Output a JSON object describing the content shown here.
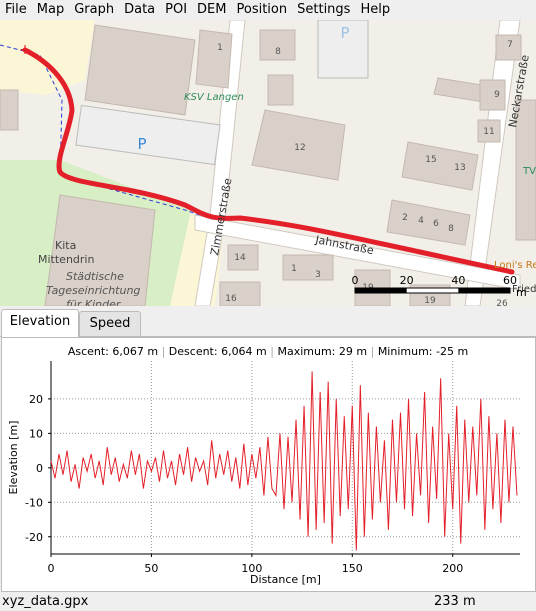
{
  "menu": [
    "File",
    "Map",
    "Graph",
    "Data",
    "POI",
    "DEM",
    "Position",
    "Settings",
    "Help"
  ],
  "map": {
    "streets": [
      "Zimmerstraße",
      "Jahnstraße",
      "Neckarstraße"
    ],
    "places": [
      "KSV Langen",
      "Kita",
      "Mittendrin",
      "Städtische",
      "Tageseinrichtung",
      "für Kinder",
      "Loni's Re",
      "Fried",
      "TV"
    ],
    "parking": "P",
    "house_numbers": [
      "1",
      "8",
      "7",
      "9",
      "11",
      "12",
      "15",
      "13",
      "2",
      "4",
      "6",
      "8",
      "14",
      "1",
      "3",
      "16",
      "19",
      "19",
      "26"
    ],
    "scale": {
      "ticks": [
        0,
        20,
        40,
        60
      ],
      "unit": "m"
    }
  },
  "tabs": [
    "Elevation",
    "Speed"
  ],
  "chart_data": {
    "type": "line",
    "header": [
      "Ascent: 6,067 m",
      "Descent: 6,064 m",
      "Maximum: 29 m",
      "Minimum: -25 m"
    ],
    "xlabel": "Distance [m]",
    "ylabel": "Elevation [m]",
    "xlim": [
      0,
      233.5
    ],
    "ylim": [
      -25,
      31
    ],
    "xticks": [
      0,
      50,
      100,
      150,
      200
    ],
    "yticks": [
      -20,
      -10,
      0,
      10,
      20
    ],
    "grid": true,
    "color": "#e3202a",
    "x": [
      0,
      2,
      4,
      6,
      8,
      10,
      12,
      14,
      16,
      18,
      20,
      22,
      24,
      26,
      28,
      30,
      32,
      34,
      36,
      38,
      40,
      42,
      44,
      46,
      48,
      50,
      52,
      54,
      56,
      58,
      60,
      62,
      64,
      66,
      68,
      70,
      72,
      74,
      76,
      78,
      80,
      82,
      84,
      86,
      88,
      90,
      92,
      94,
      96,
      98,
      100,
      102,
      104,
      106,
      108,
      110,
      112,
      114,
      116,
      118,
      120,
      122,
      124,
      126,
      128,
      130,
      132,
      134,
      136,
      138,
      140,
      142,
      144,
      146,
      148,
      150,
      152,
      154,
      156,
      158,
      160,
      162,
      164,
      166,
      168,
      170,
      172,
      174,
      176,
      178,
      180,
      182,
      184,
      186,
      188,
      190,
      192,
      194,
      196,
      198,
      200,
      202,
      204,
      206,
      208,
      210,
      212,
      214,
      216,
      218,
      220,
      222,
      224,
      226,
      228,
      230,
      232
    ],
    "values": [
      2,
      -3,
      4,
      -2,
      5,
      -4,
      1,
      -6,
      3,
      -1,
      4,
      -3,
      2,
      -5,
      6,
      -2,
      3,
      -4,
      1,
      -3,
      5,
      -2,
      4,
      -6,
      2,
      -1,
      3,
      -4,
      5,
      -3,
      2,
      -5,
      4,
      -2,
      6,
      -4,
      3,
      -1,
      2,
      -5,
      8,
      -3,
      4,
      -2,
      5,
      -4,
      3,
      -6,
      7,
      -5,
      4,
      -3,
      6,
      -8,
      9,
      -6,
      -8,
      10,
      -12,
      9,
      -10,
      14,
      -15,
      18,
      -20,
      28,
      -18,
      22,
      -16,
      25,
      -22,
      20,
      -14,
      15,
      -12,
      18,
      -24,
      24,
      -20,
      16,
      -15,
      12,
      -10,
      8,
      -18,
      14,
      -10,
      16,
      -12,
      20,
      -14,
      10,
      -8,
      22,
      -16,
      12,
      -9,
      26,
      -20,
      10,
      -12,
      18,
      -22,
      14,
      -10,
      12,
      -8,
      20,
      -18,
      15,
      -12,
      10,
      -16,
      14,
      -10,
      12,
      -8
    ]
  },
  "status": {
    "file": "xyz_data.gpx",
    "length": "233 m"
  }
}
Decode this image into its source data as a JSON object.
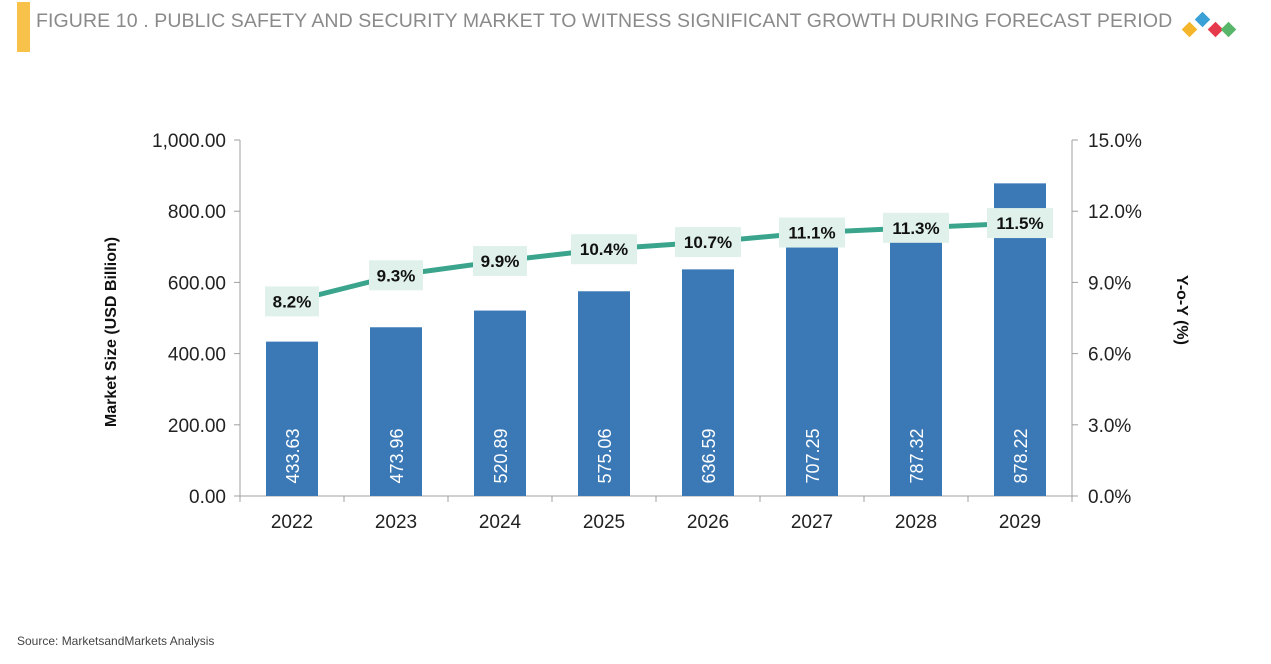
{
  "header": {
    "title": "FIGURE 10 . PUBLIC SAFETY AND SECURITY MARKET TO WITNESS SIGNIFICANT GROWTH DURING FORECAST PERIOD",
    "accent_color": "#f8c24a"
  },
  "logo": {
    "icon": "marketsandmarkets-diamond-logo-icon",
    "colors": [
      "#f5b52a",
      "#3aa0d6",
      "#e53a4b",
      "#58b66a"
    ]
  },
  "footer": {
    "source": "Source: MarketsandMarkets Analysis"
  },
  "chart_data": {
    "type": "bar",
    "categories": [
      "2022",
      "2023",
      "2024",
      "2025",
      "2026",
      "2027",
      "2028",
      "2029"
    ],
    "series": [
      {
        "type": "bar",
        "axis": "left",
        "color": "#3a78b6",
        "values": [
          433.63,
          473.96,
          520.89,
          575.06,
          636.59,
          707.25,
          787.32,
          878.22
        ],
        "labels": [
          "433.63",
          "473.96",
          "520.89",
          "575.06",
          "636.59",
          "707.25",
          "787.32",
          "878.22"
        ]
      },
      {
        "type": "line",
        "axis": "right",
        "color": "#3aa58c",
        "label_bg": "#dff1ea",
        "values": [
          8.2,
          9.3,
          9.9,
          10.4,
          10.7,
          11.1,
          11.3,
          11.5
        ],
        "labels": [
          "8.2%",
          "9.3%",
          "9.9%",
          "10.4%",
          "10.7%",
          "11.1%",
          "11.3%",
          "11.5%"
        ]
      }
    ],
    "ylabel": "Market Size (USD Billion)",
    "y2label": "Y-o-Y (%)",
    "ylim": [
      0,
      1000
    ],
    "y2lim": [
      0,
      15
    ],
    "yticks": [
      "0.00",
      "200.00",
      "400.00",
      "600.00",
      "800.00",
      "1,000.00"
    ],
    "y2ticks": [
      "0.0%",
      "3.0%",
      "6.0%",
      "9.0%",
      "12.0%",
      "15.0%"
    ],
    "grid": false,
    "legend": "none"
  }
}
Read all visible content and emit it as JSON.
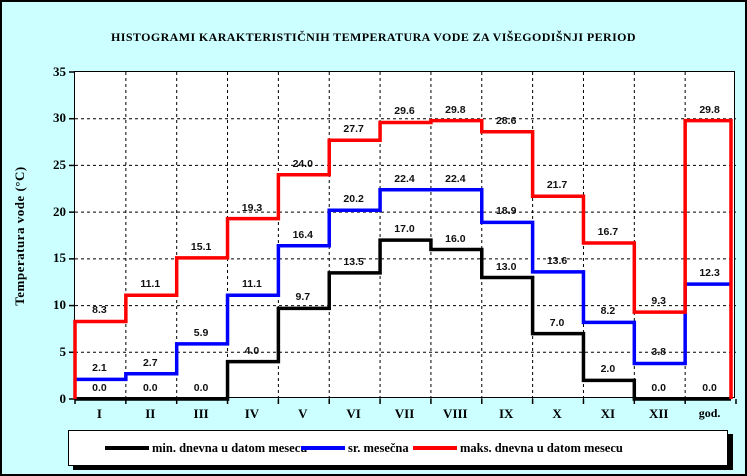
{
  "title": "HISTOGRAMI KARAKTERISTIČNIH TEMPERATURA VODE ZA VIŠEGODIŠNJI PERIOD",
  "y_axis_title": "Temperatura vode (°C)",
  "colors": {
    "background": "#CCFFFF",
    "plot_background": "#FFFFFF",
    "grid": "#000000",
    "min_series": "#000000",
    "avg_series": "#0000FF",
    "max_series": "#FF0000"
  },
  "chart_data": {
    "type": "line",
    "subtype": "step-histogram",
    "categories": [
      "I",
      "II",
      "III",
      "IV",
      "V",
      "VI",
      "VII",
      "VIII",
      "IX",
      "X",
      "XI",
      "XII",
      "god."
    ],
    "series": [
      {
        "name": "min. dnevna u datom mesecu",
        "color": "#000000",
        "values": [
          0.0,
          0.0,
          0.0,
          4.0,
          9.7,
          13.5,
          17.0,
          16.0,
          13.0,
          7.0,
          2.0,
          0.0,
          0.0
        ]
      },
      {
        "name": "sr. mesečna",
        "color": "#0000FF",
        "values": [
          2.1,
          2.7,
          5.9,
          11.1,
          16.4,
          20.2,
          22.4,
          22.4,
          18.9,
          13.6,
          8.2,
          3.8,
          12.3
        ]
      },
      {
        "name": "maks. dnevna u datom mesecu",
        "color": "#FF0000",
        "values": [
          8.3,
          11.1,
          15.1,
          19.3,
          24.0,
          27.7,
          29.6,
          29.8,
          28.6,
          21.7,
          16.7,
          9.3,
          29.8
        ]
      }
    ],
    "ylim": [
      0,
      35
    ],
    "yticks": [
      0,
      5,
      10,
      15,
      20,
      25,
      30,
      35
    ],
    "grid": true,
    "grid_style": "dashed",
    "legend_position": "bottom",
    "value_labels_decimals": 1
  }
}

== EXERCISE BRIEF ==
Every entry above is to be set down exactly; the pictures are to be left out.

== RESULT OF THIS TASK ==
Output a JSON object describing the content shown here.
{
  "menu": [
    "File",
    "Map",
    "Graph",
    "Data",
    "POI",
    "DEM",
    "Position",
    "Settings",
    "Help"
  ],
  "map": {
    "streets": [
      "Zimmerstraße",
      "Jahnstraße",
      "Neckarstraße"
    ],
    "places": [
      "KSV Langen",
      "Kita",
      "Mittendrin",
      "Städtische",
      "Tageseinrichtung",
      "für Kinder",
      "Loni's Re",
      "Fried",
      "TV"
    ],
    "parking": "P",
    "house_numbers": [
      "1",
      "8",
      "7",
      "9",
      "11",
      "12",
      "15",
      "13",
      "2",
      "4",
      "6",
      "8",
      "14",
      "1",
      "3",
      "16",
      "19",
      "19",
      "26"
    ],
    "scale": {
      "ticks": [
        0,
        20,
        40,
        60
      ],
      "unit": "m"
    }
  },
  "tabs": [
    "Elevation",
    "Speed"
  ],
  "chart_data": {
    "type": "line",
    "header": [
      "Ascent: 6,067 m",
      "Descent: 6,064 m",
      "Maximum: 29 m",
      "Minimum: -25 m"
    ],
    "xlabel": "Distance [m]",
    "ylabel": "Elevation [m]",
    "xlim": [
      0,
      233.5
    ],
    "ylim": [
      -25,
      31
    ],
    "xticks": [
      0,
      50,
      100,
      150,
      200
    ],
    "yticks": [
      -20,
      -10,
      0,
      10,
      20
    ],
    "grid": true,
    "color": "#e3202a",
    "x": [
      0,
      2,
      4,
      6,
      8,
      10,
      12,
      14,
      16,
      18,
      20,
      22,
      24,
      26,
      28,
      30,
      32,
      34,
      36,
      38,
      40,
      42,
      44,
      46,
      48,
      50,
      52,
      54,
      56,
      58,
      60,
      62,
      64,
      66,
      68,
      70,
      72,
      74,
      76,
      78,
      80,
      82,
      84,
      86,
      88,
      90,
      92,
      94,
      96,
      98,
      100,
      102,
      104,
      106,
      108,
      110,
      112,
      114,
      116,
      118,
      120,
      122,
      124,
      126,
      128,
      130,
      132,
      134,
      136,
      138,
      140,
      142,
      144,
      146,
      148,
      150,
      152,
      154,
      156,
      158,
      160,
      162,
      164,
      166,
      168,
      170,
      172,
      174,
      176,
      178,
      180,
      182,
      184,
      186,
      188,
      190,
      192,
      194,
      196,
      198,
      200,
      202,
      204,
      206,
      208,
      210,
      212,
      214,
      216,
      218,
      220,
      222,
      224,
      226,
      228,
      230,
      232
    ],
    "values": [
      2,
      -3,
      4,
      -2,
      5,
      -4,
      1,
      -6,
      3,
      -1,
      4,
      -3,
      2,
      -5,
      6,
      -2,
      3,
      -4,
      1,
      -3,
      5,
      -2,
      4,
      -6,
      2,
      -1,
      3,
      -4,
      5,
      -3,
      2,
      -5,
      4,
      -2,
      6,
      -4,
      3,
      -1,
      2,
      -5,
      8,
      -3,
      4,
      -2,
      5,
      -4,
      3,
      -6,
      7,
      -5,
      4,
      -3,
      6,
      -8,
      9,
      -6,
      -8,
      10,
      -12,
      9,
      -10,
      14,
      -15,
      18,
      -20,
      28,
      -18,
      22,
      -16,
      25,
      -22,
      20,
      -14,
      15,
      -12,
      18,
      -24,
      24,
      -20,
      16,
      -15,
      12,
      -10,
      8,
      -18,
      14,
      -10,
      16,
      -12,
      20,
      -14,
      10,
      -8,
      22,
      -16,
      12,
      -9,
      26,
      -20,
      10,
      -12,
      18,
      -22,
      14,
      -10,
      12,
      -8,
      20,
      -18,
      15,
      -12,
      10,
      -16,
      14,
      -10,
      12,
      -8
    ]
  },
  "status": {
    "file": "xyz_data.gpx",
    "length": "233 m"
  }
}
Decode this image into its source data as a JSON object.
{
  "header": {
    "title": "FIGURE 10 . PUBLIC SAFETY AND SECURITY MARKET TO WITNESS SIGNIFICANT GROWTH DURING FORECAST PERIOD",
    "accent_color": "#f8c24a"
  },
  "logo": {
    "icon": "marketsandmarkets-diamond-logo-icon",
    "colors": [
      "#f5b52a",
      "#3aa0d6",
      "#e53a4b",
      "#58b66a"
    ]
  },
  "footer": {
    "source": "Source: MarketsandMarkets Analysis"
  },
  "chart_data": {
    "type": "bar",
    "categories": [
      "2022",
      "2023",
      "2024",
      "2025",
      "2026",
      "2027",
      "2028",
      "2029"
    ],
    "series": [
      {
        "type": "bar",
        "axis": "left",
        "color": "#3a78b6",
        "values": [
          433.63,
          473.96,
          520.89,
          575.06,
          636.59,
          707.25,
          787.32,
          878.22
        ],
        "labels": [
          "433.63",
          "473.96",
          "520.89",
          "575.06",
          "636.59",
          "707.25",
          "787.32",
          "878.22"
        ]
      },
      {
        "type": "line",
        "axis": "right",
        "color": "#3aa58c",
        "label_bg": "#dff1ea",
        "values": [
          8.2,
          9.3,
          9.9,
          10.4,
          10.7,
          11.1,
          11.3,
          11.5
        ],
        "labels": [
          "8.2%",
          "9.3%",
          "9.9%",
          "10.4%",
          "10.7%",
          "11.1%",
          "11.3%",
          "11.5%"
        ]
      }
    ],
    "ylabel": "Market Size (USD Billion)",
    "y2label": "Y-o-Y (%)",
    "ylim": [
      0,
      1000
    ],
    "y2lim": [
      0,
      15
    ],
    "yticks": [
      "0.00",
      "200.00",
      "400.00",
      "600.00",
      "800.00",
      "1,000.00"
    ],
    "y2ticks": [
      "0.0%",
      "3.0%",
      "6.0%",
      "9.0%",
      "12.0%",
      "15.0%"
    ],
    "grid": false,
    "legend": "none"
  }
}
Read all visible content and emit it as JSON.
{
  "title": "HISTOGRAMI KARAKTERISTIČNIH TEMPERATURA VODE ZA VIŠEGODIŠNJI PERIOD",
  "y_axis_title": "Temperatura vode (°C)",
  "colors": {
    "background": "#CCFFFF",
    "plot_background": "#FFFFFF",
    "grid": "#000000",
    "min_series": "#000000",
    "avg_series": "#0000FF",
    "max_series": "#FF0000"
  },
  "chart_data": {
    "type": "line",
    "subtype": "step-histogram",
    "categories": [
      "I",
      "II",
      "III",
      "IV",
      "V",
      "VI",
      "VII",
      "VIII",
      "IX",
      "X",
      "XI",
      "XII",
      "god."
    ],
    "series": [
      {
        "name": "min. dnevna u datom mesecu",
        "color": "#000000",
        "values": [
          0.0,
          0.0,
          0.0,
          4.0,
          9.7,
          13.5,
          17.0,
          16.0,
          13.0,
          7.0,
          2.0,
          0.0,
          0.0
        ]
      },
      {
        "name": "sr. mesečna",
        "color": "#0000FF",
        "values": [
          2.1,
          2.7,
          5.9,
          11.1,
          16.4,
          20.2,
          22.4,
          22.4,
          18.9,
          13.6,
          8.2,
          3.8,
          12.3
        ]
      },
      {
        "name": "maks. dnevna u datom mesecu",
        "color": "#FF0000",
        "values": [
          8.3,
          11.1,
          15.1,
          19.3,
          24.0,
          27.7,
          29.6,
          29.8,
          28.6,
          21.7,
          16.7,
          9.3,
          29.8
        ]
      }
    ],
    "ylim": [
      0,
      35
    ],
    "yticks": [
      0,
      5,
      10,
      15,
      20,
      25,
      30,
      35
    ],
    "grid": true,
    "grid_style": "dashed",
    "legend_position": "bottom",
    "value_labels_decimals": 1
  }
}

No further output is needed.